=== WORK TO COMPLETE ===
Tally the lines that hold the word "таблицу" and reply with that figure only.
────
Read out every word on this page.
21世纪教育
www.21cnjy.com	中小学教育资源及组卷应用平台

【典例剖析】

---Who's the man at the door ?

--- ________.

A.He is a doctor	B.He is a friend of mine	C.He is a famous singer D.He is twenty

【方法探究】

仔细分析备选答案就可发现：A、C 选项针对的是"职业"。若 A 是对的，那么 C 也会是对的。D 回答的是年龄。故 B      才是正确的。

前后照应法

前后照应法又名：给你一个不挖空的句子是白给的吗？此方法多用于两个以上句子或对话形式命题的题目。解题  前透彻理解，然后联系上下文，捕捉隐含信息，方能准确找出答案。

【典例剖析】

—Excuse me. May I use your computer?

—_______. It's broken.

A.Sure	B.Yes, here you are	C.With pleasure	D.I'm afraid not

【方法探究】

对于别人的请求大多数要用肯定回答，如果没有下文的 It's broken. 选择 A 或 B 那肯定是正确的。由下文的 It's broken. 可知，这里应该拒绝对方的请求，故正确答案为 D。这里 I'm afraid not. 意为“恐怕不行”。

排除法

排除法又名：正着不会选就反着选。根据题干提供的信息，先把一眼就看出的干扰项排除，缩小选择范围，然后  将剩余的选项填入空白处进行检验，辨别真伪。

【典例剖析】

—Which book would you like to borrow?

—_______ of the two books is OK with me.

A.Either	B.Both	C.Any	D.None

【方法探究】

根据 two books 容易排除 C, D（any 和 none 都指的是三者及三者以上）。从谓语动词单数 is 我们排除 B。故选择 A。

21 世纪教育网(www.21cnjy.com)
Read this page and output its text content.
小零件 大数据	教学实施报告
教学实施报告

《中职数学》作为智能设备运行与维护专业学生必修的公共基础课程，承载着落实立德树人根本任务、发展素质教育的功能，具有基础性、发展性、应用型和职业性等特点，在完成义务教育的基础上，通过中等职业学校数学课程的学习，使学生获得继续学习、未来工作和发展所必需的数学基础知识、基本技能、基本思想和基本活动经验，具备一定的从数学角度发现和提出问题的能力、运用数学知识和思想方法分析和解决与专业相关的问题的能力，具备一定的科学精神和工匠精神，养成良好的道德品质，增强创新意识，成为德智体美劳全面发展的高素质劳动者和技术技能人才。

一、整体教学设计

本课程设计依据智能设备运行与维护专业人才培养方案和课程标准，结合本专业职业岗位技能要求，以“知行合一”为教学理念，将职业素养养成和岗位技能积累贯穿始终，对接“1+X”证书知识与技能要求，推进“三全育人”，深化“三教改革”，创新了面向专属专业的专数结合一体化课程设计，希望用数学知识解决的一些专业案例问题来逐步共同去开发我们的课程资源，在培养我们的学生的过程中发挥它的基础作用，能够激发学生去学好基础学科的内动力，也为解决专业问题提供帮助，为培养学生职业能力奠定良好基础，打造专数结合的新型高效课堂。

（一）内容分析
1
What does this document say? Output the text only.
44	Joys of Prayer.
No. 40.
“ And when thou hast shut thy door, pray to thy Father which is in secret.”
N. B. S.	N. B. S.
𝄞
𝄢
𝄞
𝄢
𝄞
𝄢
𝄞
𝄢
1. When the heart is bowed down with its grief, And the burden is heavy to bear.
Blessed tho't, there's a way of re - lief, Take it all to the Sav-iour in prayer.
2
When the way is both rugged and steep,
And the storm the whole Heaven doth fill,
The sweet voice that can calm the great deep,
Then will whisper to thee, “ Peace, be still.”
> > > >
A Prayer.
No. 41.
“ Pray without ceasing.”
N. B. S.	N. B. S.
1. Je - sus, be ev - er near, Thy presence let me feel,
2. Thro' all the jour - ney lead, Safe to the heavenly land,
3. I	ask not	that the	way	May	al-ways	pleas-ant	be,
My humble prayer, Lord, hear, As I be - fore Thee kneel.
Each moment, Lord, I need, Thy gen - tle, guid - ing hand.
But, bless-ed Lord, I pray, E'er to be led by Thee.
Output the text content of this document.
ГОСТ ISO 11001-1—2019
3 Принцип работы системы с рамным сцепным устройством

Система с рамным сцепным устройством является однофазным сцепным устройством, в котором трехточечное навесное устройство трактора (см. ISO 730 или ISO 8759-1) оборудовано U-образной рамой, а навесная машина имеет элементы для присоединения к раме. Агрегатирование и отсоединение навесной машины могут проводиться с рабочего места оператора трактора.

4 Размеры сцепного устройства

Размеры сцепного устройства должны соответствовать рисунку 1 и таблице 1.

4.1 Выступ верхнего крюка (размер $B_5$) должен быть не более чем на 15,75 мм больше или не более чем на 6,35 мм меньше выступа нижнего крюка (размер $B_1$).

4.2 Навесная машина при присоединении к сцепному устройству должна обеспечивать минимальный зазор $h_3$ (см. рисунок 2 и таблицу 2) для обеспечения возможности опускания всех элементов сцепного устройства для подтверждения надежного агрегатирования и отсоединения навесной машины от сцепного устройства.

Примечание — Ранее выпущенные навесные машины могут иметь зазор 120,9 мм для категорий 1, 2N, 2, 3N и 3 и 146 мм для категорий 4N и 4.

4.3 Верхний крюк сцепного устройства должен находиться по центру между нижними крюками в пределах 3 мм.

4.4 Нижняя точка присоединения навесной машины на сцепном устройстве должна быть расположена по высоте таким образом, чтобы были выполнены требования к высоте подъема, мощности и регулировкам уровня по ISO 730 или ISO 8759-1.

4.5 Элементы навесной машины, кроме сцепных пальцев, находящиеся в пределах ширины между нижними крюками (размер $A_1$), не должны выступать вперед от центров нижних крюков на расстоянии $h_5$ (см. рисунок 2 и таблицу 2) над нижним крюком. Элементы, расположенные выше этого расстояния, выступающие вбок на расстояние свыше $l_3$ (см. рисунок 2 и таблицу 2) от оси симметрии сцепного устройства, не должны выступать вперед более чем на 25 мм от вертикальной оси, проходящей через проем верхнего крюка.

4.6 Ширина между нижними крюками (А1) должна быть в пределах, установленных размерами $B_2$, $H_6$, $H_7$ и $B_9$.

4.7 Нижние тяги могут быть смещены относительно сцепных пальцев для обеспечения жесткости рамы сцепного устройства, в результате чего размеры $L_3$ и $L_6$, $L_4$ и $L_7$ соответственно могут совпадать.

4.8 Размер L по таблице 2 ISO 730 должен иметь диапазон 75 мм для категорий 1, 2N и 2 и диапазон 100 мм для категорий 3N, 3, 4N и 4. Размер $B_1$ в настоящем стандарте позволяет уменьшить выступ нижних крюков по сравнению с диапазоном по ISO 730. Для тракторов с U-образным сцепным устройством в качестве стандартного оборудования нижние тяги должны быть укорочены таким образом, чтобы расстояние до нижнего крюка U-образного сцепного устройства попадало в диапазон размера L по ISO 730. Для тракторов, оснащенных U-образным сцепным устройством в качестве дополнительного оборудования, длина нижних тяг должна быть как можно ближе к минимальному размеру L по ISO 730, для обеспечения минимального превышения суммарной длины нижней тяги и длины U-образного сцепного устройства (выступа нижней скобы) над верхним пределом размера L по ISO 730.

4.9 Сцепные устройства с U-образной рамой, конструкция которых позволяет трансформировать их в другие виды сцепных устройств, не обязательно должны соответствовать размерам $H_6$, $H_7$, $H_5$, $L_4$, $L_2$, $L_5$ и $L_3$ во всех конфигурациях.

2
────
=== SOLUTION FOR THIS PROBLEM ===
2